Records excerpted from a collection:
........

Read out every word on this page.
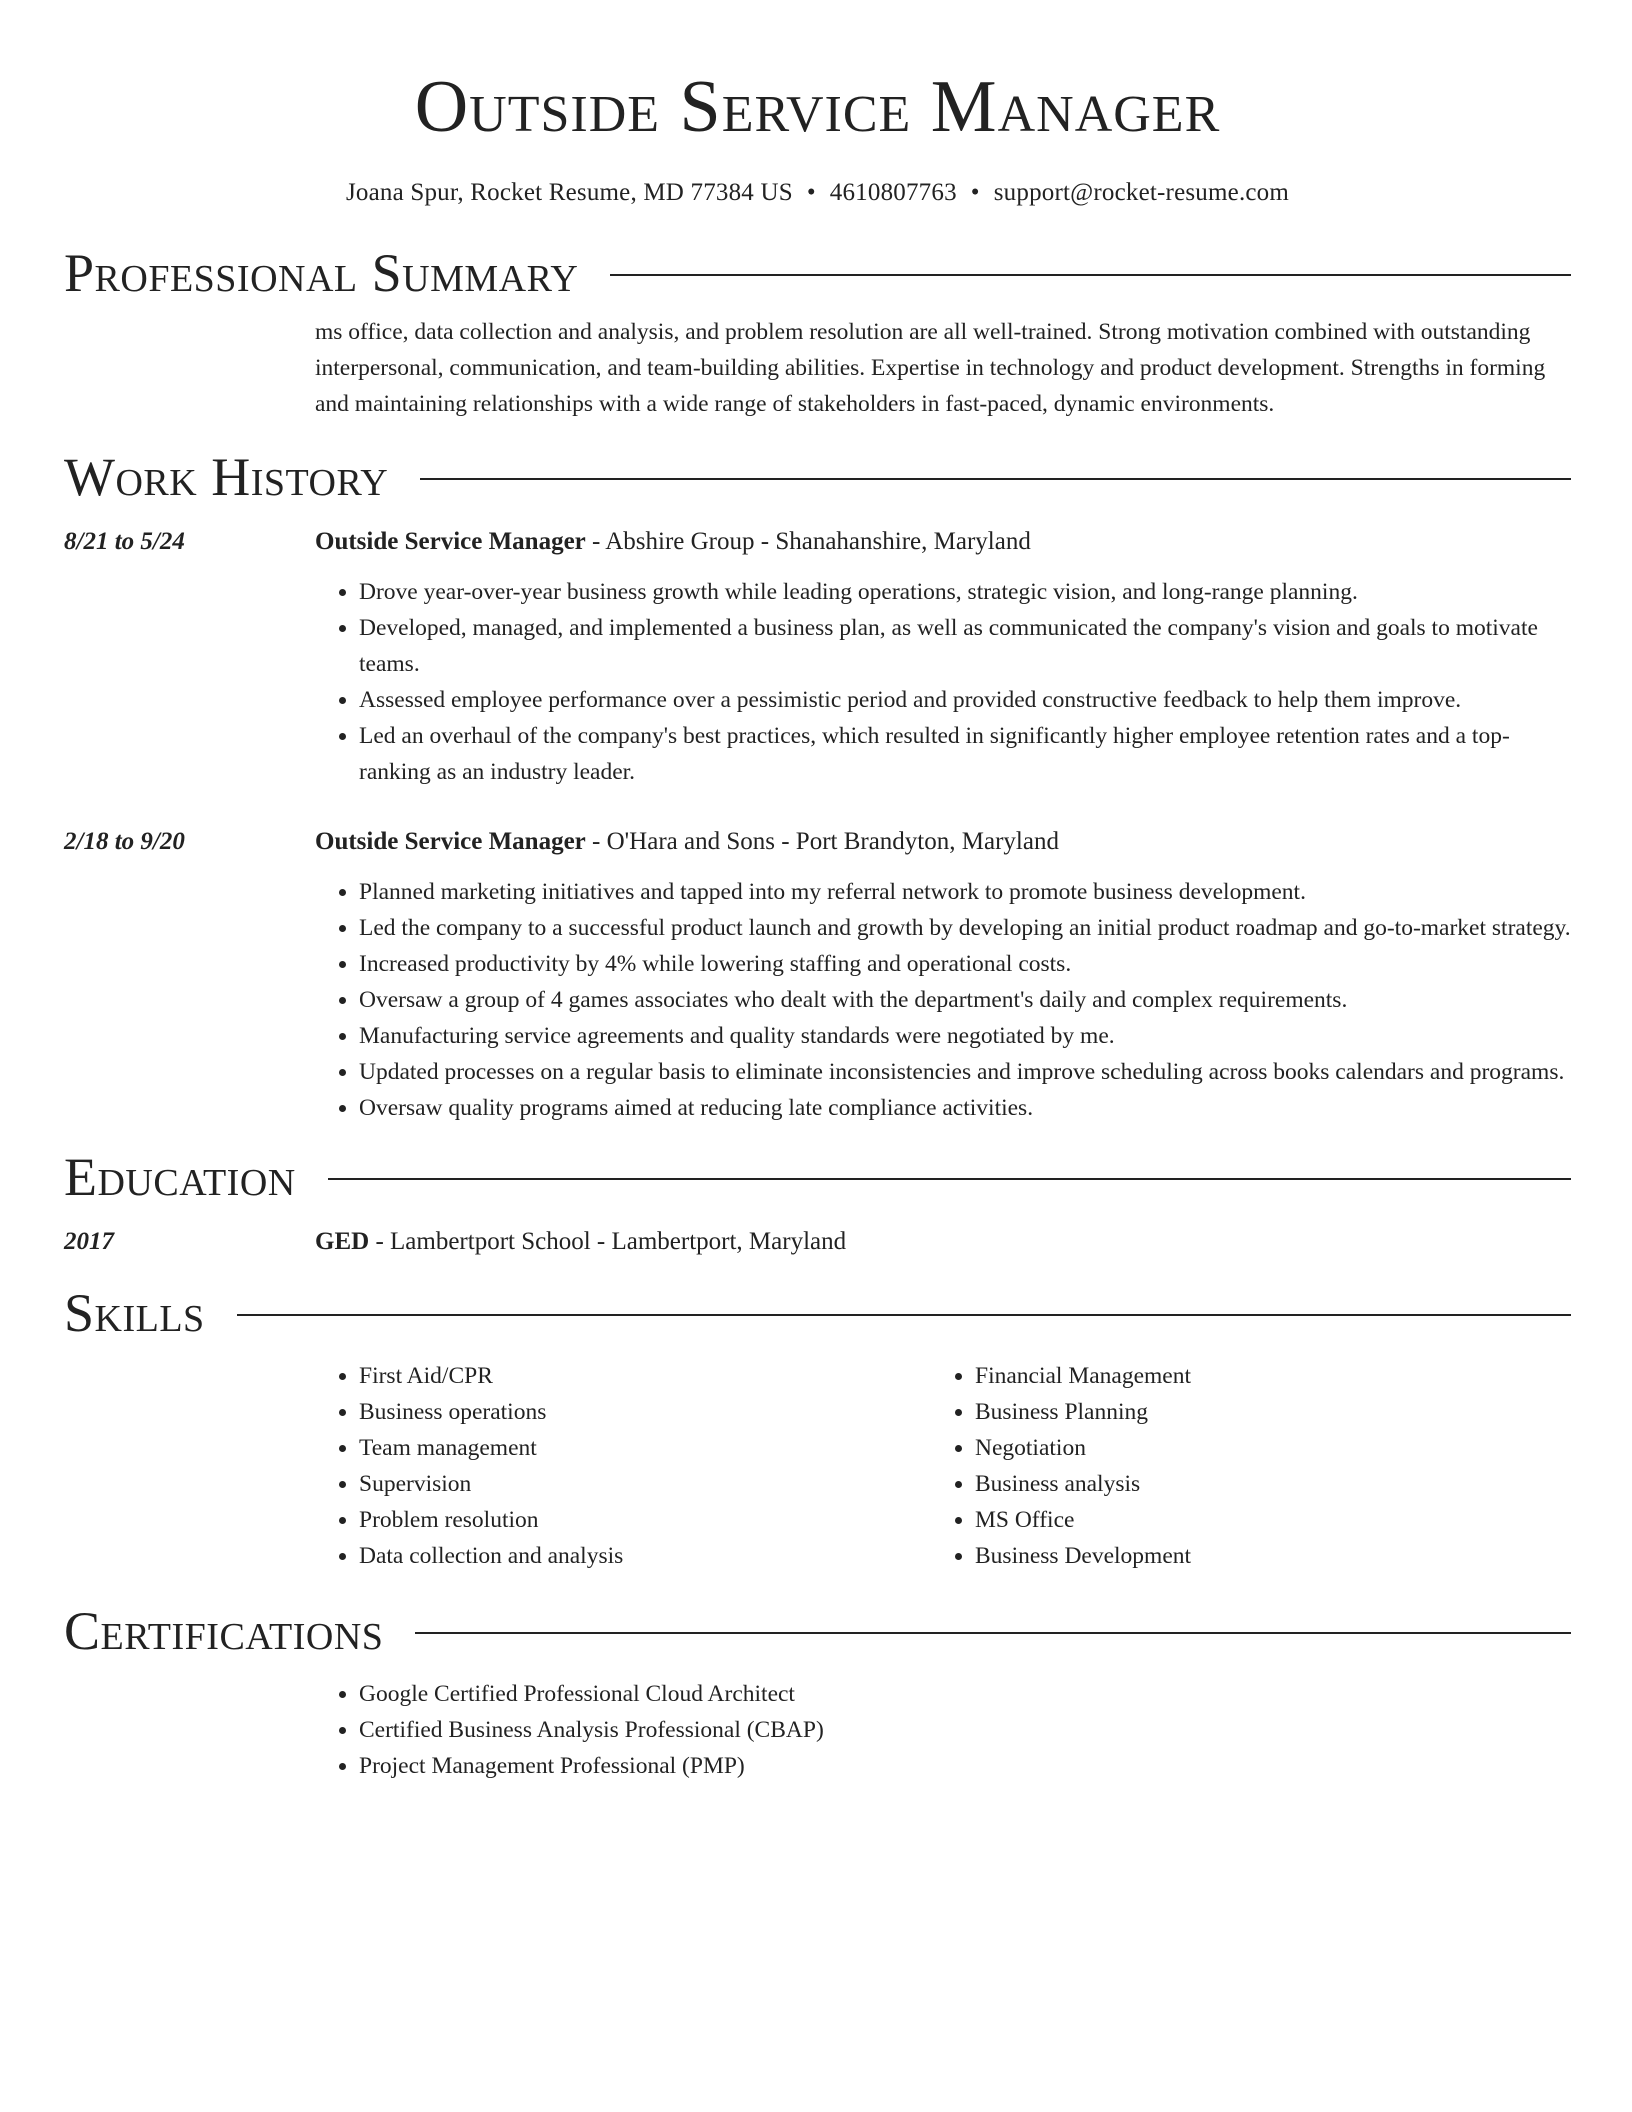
Outside Service Manager
Joana Spur, Rocket Resume, MD 77384 US • 4610807763 • support@rocket-resume.com
Professional Summary
ms office, data collection and analysis, and problem resolution are all well-trained. Strong motivation combined with outstanding interpersonal, communication, and team-building abilities. Expertise in technology and product development. Strengths in forming and maintaining relationships with a wide range of stakeholders in fast-paced, dynamic environments.
Work History
8/21 to 5/24	Outside Service Manager - Abshire Group - Shanahanshire, Maryland
• Drove year-over-year business growth while leading operations, strategic vision, and long-range planning.
• Developed, managed, and implemented a business plan, as well as communicated the company's vision and goals to motivate teams.
• Assessed employee performance over a pessimistic period and provided constructive feedback to help them improve.
• Led an overhaul of the company's best practices, which resulted in significantly higher employee retention rates and a top-ranking as an industry leader.
2/18 to 9/20	Outside Service Manager - O'Hara and Sons - Port Brandyton, Maryland
• Planned marketing initiatives and tapped into my referral network to promote business development.
• Led the company to a successful product launch and growth by developing an initial product roadmap and go-to-market strategy.
• Increased productivity by 4% while lowering staffing and operational costs.
• Oversaw a group of 4 games associates who dealt with the department's daily and complex requirements.
• Manufacturing service agreements and quality standards were negotiated by me.
• Updated processes on a regular basis to eliminate inconsistencies and improve scheduling across books calendars and programs.
• Oversaw quality programs aimed at reducing late compliance activities.
Education
2017	GED - Lambertport School - Lambertport, Maryland
Skills
• First Aid/CPR
• Business operations
• Team management
• Supervision
• Problem resolution
• Data collection and analysis
• Financial Management
• Business Planning
• Negotiation
• Business analysis
• MS Office
• Business Development
Certifications
• Google Certified Professional Cloud Architect
• Certified Business Analysis Professional (CBAP)
• Project Management Professional (PMP)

........

Without the pictures, restate all the entries above exactly.

Read out every word on this page.
Outside Service Manager
Joana Spur, Rocket Resume, MD 77384 US • 4610807763 • support@rocket-resume.com
Professional Summary
ms office, data collection and analysis, and problem resolution are all well-trained. Strong motivation combined with outstanding interpersonal, communication, and team-building abilities. Expertise in technology and product development. Strengths in forming and maintaining relationships with a wide range of stakeholders in fast-paced, dynamic environments.
Work History
8/21 to 5/24	Outside Service Manager - Abshire Group - Shanahanshire, Maryland
• Drove year-over-year business growth while leading operations, strategic vision, and long-range planning.
• Developed, managed, and implemented a business plan, as well as communicated the company's vision and goals to motivate teams.
• Assessed employee performance over a pessimistic period and provided constructive feedback to help them improve.
• Led an overhaul of the company's best practices, which resulted in significantly higher employee retention rates and a top-ranking as an industry leader.
2/18 to 9/20	Outside Service Manager - O'Hara and Sons - Port Brandyton, Maryland
• Planned marketing initiatives and tapped into my referral network to promote business development.
• Led the company to a successful product launch and growth by developing an initial product roadmap and go-to-market strategy.
• Increased productivity by 4% while lowering staffing and operational costs.
• Oversaw a group of 4 games associates who dealt with the department's daily and complex requirements.
• Manufacturing service agreements and quality standards were negotiated by me.
• Updated processes on a regular basis to eliminate inconsistencies and improve scheduling across books calendars and programs.
• Oversaw quality programs aimed at reducing late compliance activities.
Education
2017	GED - Lambertport School - Lambertport, Maryland
Skills
• First Aid/CPR
• Business operations
• Team management
• Supervision
• Problem resolution
• Data collection and analysis
• Financial Management
• Business Planning
• Negotiation
• Business analysis
• MS Office
• Business Development
Certifications
• Google Certified Professional Cloud Architect
• Certified Business Analysis Professional (CBAP)
• Project Management Professional (PMP)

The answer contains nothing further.